— Start Record extracts —

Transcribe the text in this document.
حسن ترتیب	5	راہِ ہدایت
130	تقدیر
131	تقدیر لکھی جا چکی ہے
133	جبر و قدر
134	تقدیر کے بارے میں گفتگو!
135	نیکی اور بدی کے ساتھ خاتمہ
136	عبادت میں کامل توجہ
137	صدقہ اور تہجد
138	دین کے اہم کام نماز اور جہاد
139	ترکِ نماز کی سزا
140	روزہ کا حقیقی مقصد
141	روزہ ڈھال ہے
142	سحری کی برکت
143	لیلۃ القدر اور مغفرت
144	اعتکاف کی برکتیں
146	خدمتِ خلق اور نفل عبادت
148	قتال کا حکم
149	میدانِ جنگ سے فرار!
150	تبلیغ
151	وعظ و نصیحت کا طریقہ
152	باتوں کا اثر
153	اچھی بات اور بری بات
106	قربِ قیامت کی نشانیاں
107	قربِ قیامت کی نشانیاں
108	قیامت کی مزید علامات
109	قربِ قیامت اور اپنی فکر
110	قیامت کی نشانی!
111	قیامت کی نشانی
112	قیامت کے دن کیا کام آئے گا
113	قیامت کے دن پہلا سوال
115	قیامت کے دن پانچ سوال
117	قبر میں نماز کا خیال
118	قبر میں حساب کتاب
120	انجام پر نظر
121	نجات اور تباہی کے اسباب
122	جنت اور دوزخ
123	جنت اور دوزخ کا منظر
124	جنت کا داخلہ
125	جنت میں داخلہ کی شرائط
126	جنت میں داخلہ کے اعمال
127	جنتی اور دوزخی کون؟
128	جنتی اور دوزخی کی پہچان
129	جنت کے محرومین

— End Record extracts —

### Requirements
Looking at the data above, show all lines where the word "روزہ" occurs.

### Response below
140	روزہ کا حقیقی مقصد
141	روزہ ڈھال ہے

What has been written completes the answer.